Given records –
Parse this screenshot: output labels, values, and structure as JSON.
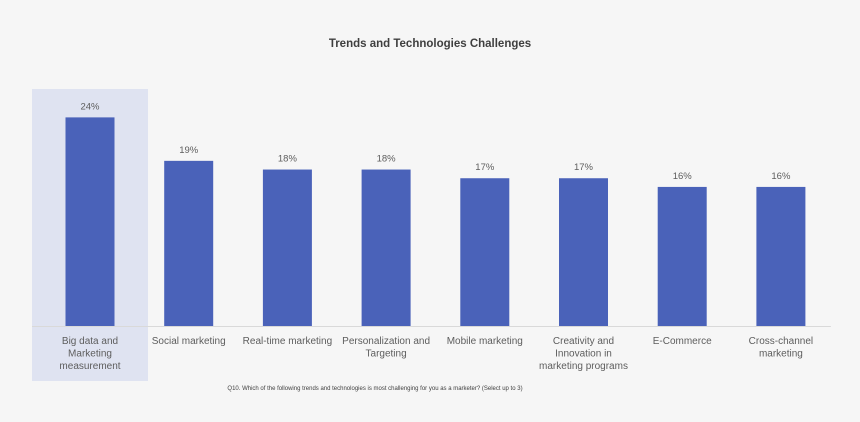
{
  "chart_data": {
    "type": "bar",
    "title": "Trends and Technologies Challenges",
    "categories": [
      "Big data and Marketing measurement",
      "Social marketing",
      "Real-time marketing",
      "Personalization and Targeting",
      "Mobile marketing",
      "Creativity and Innovation in marketing programs",
      "E-Commerce",
      "Cross-channel marketing"
    ],
    "category_lines": [
      [
        "Big data and",
        "Marketing",
        "measurement"
      ],
      [
        "Social marketing"
      ],
      [
        "Real-time marketing"
      ],
      [
        "Personalization and",
        "Targeting"
      ],
      [
        "Mobile marketing"
      ],
      [
        "Creativity and",
        "Innovation in",
        "marketing programs"
      ],
      [
        "E-Commerce"
      ],
      [
        "Cross-channel",
        "marketing"
      ]
    ],
    "values": [
      24,
      19,
      18,
      18,
      17,
      17,
      16,
      16
    ],
    "value_labels": [
      "24%",
      "19%",
      "18%",
      "18%",
      "17%",
      "17%",
      "16%",
      "16%"
    ],
    "highlighted_index": 0,
    "ylim": [
      0,
      26
    ],
    "xlabel": "",
    "ylabel": "",
    "grid": false,
    "legend": "none",
    "colors": {
      "bar": "#4a62b9",
      "highlight": "#dfe3f1",
      "label": "#5d5d5d",
      "axis": "#d9d9d9"
    }
  },
  "footnote": "Q10. Which of the following trends and technologies is most challenging for you as a marketer? (Select up to 3)"
}
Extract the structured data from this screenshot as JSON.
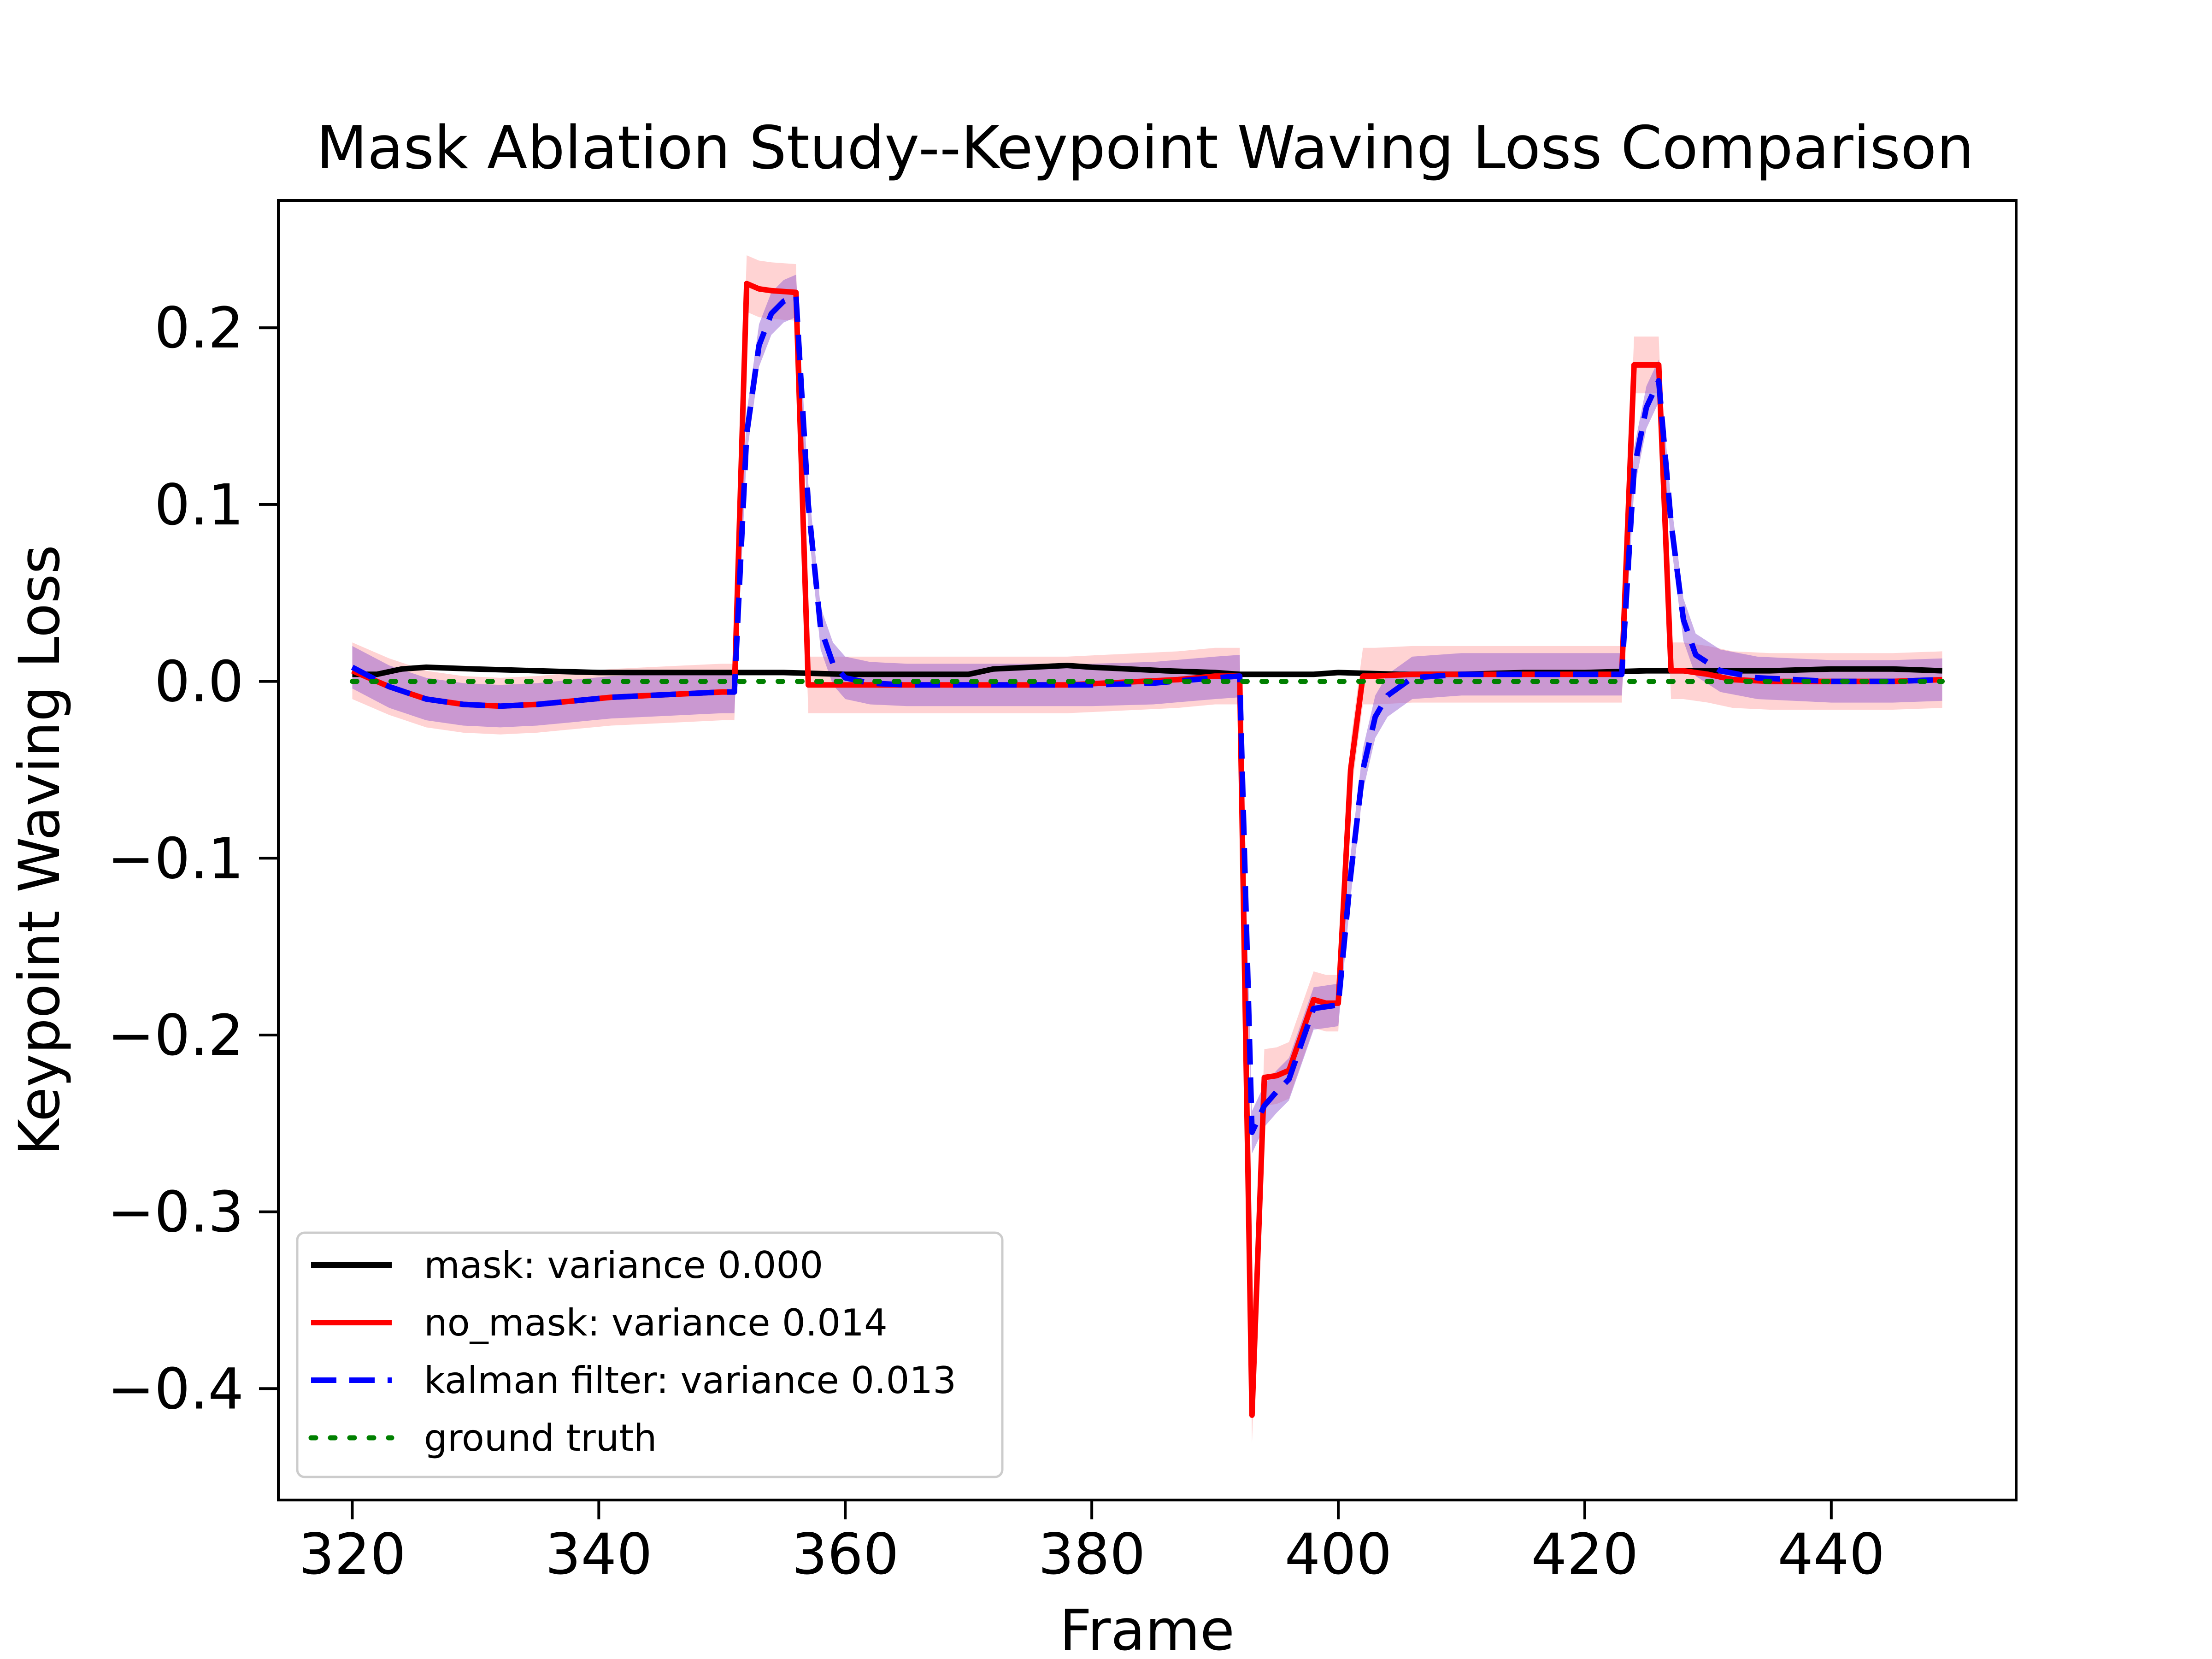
{
  "chart_data": {
    "type": "line",
    "title": "Mask Ablation Study--Keypoint Waving Loss Comparison",
    "xlabel": "Frame",
    "ylabel": "Keypoint Waving Loss",
    "xlim": [
      314,
      455
    ],
    "ylim": [
      -0.463,
      0.272
    ],
    "xticks": [
      320,
      340,
      360,
      380,
      400,
      420,
      440
    ],
    "xtick_labels": [
      "320",
      "340",
      "360",
      "380",
      "400",
      "420",
      "440"
    ],
    "yticks": [
      0.2,
      0.1,
      0.0,
      -0.1,
      -0.2,
      -0.3,
      -0.4
    ],
    "ytick_labels": [
      "0.2",
      "0.1",
      "0.0",
      "−0.1",
      "−0.2",
      "−0.3",
      "−0.4"
    ],
    "grid": false,
    "legend_position": "lower-left",
    "series": [
      {
        "name": "mask: variance 0.000",
        "color": "#000000",
        "style": "solid",
        "x": [
          320,
          322,
          324,
          326,
          330,
          335,
          340,
          345,
          350,
          355,
          360,
          365,
          370,
          372,
          375,
          378,
          380,
          383,
          386,
          390,
          392,
          395,
          398,
          400,
          405,
          410,
          415,
          420,
          425,
          430,
          435,
          440,
          445,
          449
        ],
        "y": [
          0.004,
          0.004,
          0.007,
          0.008,
          0.007,
          0.006,
          0.005,
          0.005,
          0.005,
          0.005,
          0.004,
          0.004,
          0.004,
          0.007,
          0.008,
          0.009,
          0.008,
          0.007,
          0.006,
          0.005,
          0.004,
          0.004,
          0.004,
          0.005,
          0.004,
          0.004,
          0.005,
          0.005,
          0.006,
          0.006,
          0.006,
          0.007,
          0.007,
          0.006
        ]
      },
      {
        "name": "no_mask: variance 0.014",
        "color": "#ff0000",
        "style": "solid",
        "x": [
          320,
          323,
          326,
          329,
          332,
          335,
          338,
          341,
          344,
          347,
          350,
          351,
          352,
          353,
          354,
          356,
          357,
          358,
          360,
          363,
          366,
          369,
          372,
          375,
          378,
          381,
          384,
          387,
          390,
          392,
          393,
          394,
          395,
          396,
          397,
          398,
          399,
          400,
          401,
          402,
          403,
          406,
          410,
          415,
          420,
          423,
          424,
          425,
          426,
          427,
          428,
          430,
          432,
          435,
          440,
          445,
          449
        ],
        "y": [
          0.006,
          -0.003,
          -0.01,
          -0.013,
          -0.014,
          -0.013,
          -0.011,
          -0.009,
          -0.008,
          -0.007,
          -0.006,
          -0.006,
          0.225,
          0.222,
          0.221,
          0.22,
          -0.002,
          -0.002,
          -0.002,
          -0.002,
          -0.002,
          -0.002,
          -0.002,
          -0.002,
          -0.002,
          -0.001,
          0.0,
          0.001,
          0.003,
          0.003,
          -0.415,
          -0.224,
          -0.223,
          -0.22,
          -0.2,
          -0.18,
          -0.182,
          -0.182,
          -0.05,
          0.003,
          0.003,
          0.004,
          0.004,
          0.004,
          0.004,
          0.004,
          0.179,
          0.179,
          0.179,
          0.006,
          0.006,
          0.004,
          0.001,
          0.0,
          0.0,
          0.0,
          0.001
        ]
      },
      {
        "name": "kalman filter: variance 0.013",
        "color": "#0000ff",
        "style": "dashed",
        "x": [
          320,
          323,
          326,
          329,
          332,
          335,
          338,
          341,
          344,
          347,
          350,
          351,
          352,
          353,
          354,
          355,
          356,
          357,
          358,
          359,
          360,
          362,
          365,
          370,
          375,
          380,
          385,
          390,
          392,
          393,
          394,
          395,
          396,
          397,
          398,
          399,
          400,
          401,
          402,
          403,
          404,
          406,
          410,
          415,
          420,
          423,
          424,
          425,
          426,
          427,
          428,
          429,
          431,
          434,
          440,
          445,
          449
        ],
        "y": [
          0.008,
          -0.003,
          -0.01,
          -0.013,
          -0.014,
          -0.013,
          -0.011,
          -0.009,
          -0.008,
          -0.007,
          -0.006,
          -0.006,
          0.14,
          0.19,
          0.208,
          0.215,
          0.218,
          0.1,
          0.03,
          0.01,
          0.002,
          -0.001,
          -0.002,
          -0.002,
          -0.002,
          -0.002,
          -0.001,
          0.002,
          0.003,
          -0.255,
          -0.24,
          -0.232,
          -0.225,
          -0.205,
          -0.185,
          -0.184,
          -0.183,
          -0.11,
          -0.05,
          -0.02,
          -0.008,
          0.002,
          0.004,
          0.004,
          0.004,
          0.004,
          0.12,
          0.155,
          0.17,
          0.09,
          0.035,
          0.015,
          0.006,
          0.002,
          0.0,
          0.0,
          0.001
        ]
      },
      {
        "name": "ground truth",
        "color": "#008000",
        "style": "dotted",
        "x": [
          320,
          449
        ],
        "y": [
          0.0,
          0.0
        ]
      }
    ]
  }
}
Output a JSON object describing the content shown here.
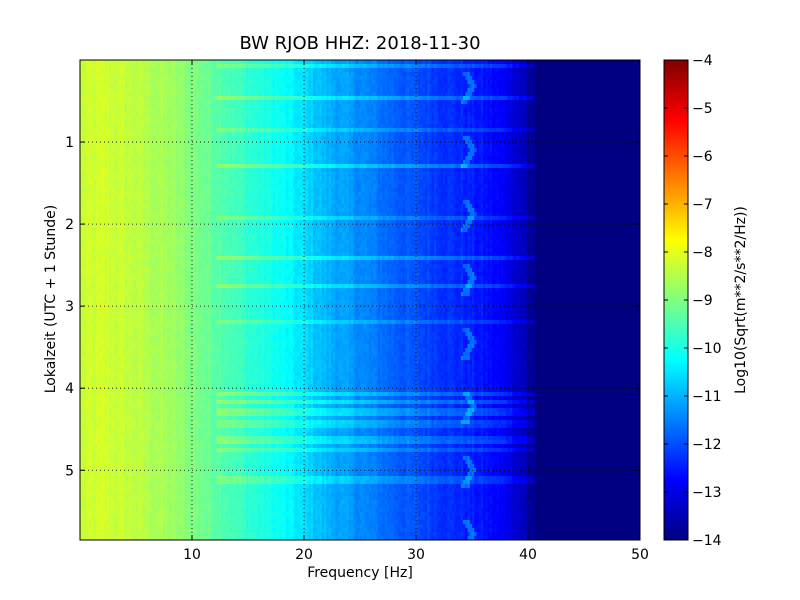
{
  "chart_data": {
    "type": "heatmap",
    "title": "BW RJOB HHZ: 2018-11-30",
    "xlabel": "Frequency [Hz]",
    "ylabel": "Lokalzeit (UTC + 1 Stunde)",
    "xlim": [
      0,
      50
    ],
    "ylim": [
      5.85,
      0.0
    ],
    "x_ticks": [
      10,
      20,
      30,
      40,
      50
    ],
    "y_ticks": [
      1,
      2,
      3,
      4,
      5
    ],
    "grid": true,
    "colormap": "jet",
    "colorbar": {
      "label": "Log10(Sqrt(m**2/s**2/Hz))",
      "range": [
        -14,
        -4
      ],
      "ticks": [
        -14,
        -13,
        -12,
        -11,
        -10,
        -9,
        -8,
        -7,
        -6,
        -5,
        -4
      ]
    },
    "spectrum_profile": {
      "frequency_hz": [
        0,
        2,
        5,
        8,
        10,
        12,
        15,
        18,
        20,
        22,
        25,
        28,
        30,
        33,
        36,
        38,
        39.5,
        41,
        45,
        50
      ],
      "log_amplitude": [
        -8.3,
        -8.2,
        -8.4,
        -8.7,
        -9.0,
        -9.3,
        -9.8,
        -10.2,
        -10.6,
        -11.0,
        -11.4,
        -11.8,
        -12.0,
        -12.3,
        -12.6,
        -12.9,
        -13.4,
        -14.0,
        -14.0,
        -14.0
      ]
    }
  }
}
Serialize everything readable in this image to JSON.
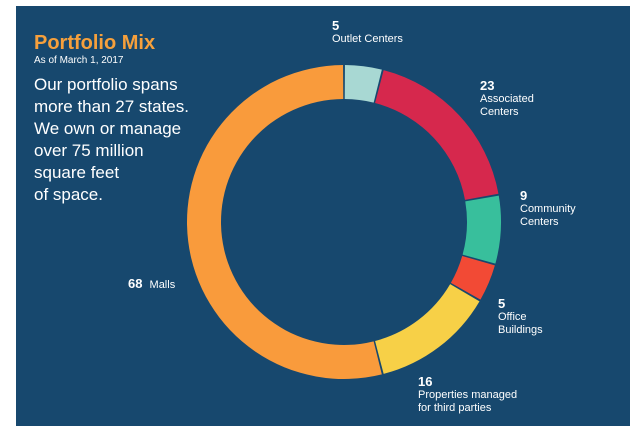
{
  "header": {
    "title": "Portfolio Mix",
    "subtitle": "As of March 1, 2017",
    "description_lines": [
      "Our portfolio spans",
      "more than 27 states.",
      "We own or manage",
      "over 75 million",
      "square feet",
      "of space."
    ]
  },
  "colors": {
    "background": "#17486e",
    "accent": "#f6a03c"
  },
  "chart_data": {
    "type": "pie",
    "donut": true,
    "title": "Portfolio Mix",
    "subtitle": "As of March 1, 2017",
    "slices": [
      {
        "value": "5",
        "label_lines": [
          "Outlet Centers"
        ],
        "count": 5,
        "color": "#a8d8d3"
      },
      {
        "value": "23",
        "label_lines": [
          "Associated",
          "Centers"
        ],
        "count": 23,
        "color": "#d6284d"
      },
      {
        "value": "9",
        "label_lines": [
          "Community",
          "Centers"
        ],
        "count": 9,
        "color": "#38bf9c"
      },
      {
        "value": "5",
        "label_lines": [
          "Office",
          "Buildings"
        ],
        "count": 5,
        "color": "#f24a35"
      },
      {
        "value": "16",
        "label_lines": [
          "Properties managed",
          "for third parties"
        ],
        "count": 16,
        "color": "#f7d047"
      },
      {
        "value": "68",
        "label_lines": [
          "Malls"
        ],
        "count": 68,
        "color": "#f99b3c"
      }
    ]
  }
}
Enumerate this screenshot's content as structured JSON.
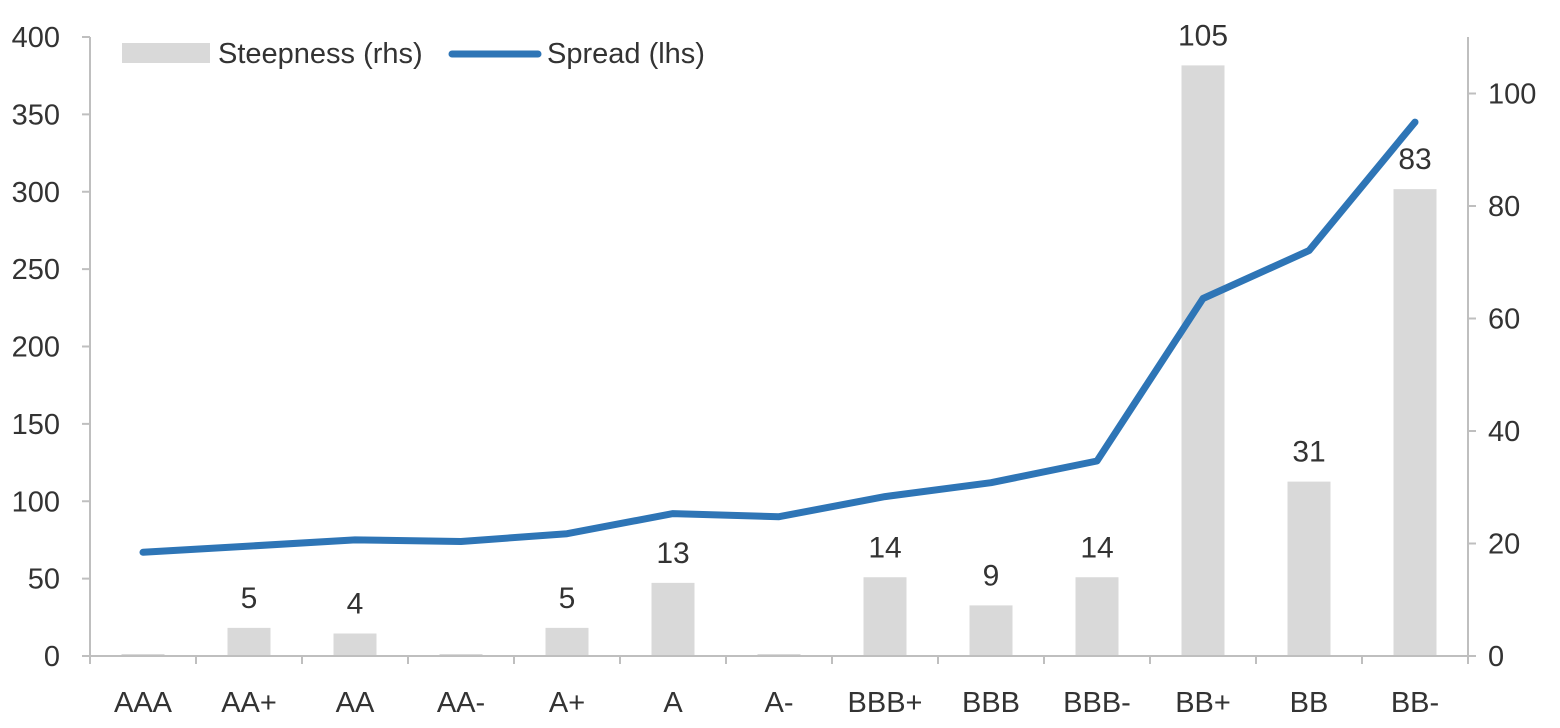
{
  "chart_data": {
    "type": "bar+line",
    "categories": [
      "AAA",
      "AA+",
      "AA",
      "AA-",
      "A+",
      "A",
      "A-",
      "BBB+",
      "BBB",
      "BBB-",
      "BB+",
      "BB",
      "BB-"
    ],
    "series": [
      {
        "name": "Steepness (rhs)",
        "type": "bar",
        "axis": "right",
        "color": "#d9d9d9",
        "values": [
          0,
          5,
          4,
          0,
          5,
          13,
          0,
          14,
          9,
          14,
          105,
          31,
          83
        ],
        "labels": [
          "",
          "5",
          "4",
          "",
          "5",
          "13",
          "",
          "14",
          "9",
          "14",
          "105",
          "31",
          "83"
        ]
      },
      {
        "name": "Spread (lhs)",
        "type": "line",
        "axis": "left",
        "color": "#2e75b6",
        "values": [
          67,
          71,
          75,
          74,
          79,
          92,
          90,
          103,
          112,
          126,
          231,
          262,
          345
        ]
      }
    ],
    "y_left": {
      "min": 0,
      "max": 400,
      "ticks": [
        "0",
        "50",
        "100",
        "150",
        "200",
        "250",
        "300",
        "350",
        "400"
      ]
    },
    "y_right": {
      "min": 0,
      "max": 110,
      "ticks": [
        "0",
        "20",
        "40",
        "60",
        "80",
        "100"
      ]
    },
    "legend": {
      "position": "top-left"
    },
    "grid": false
  }
}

Exercise instructions – What is the number of lines in this listing that contain the word "variance"? Answer with that number and nothing else.

Result – 3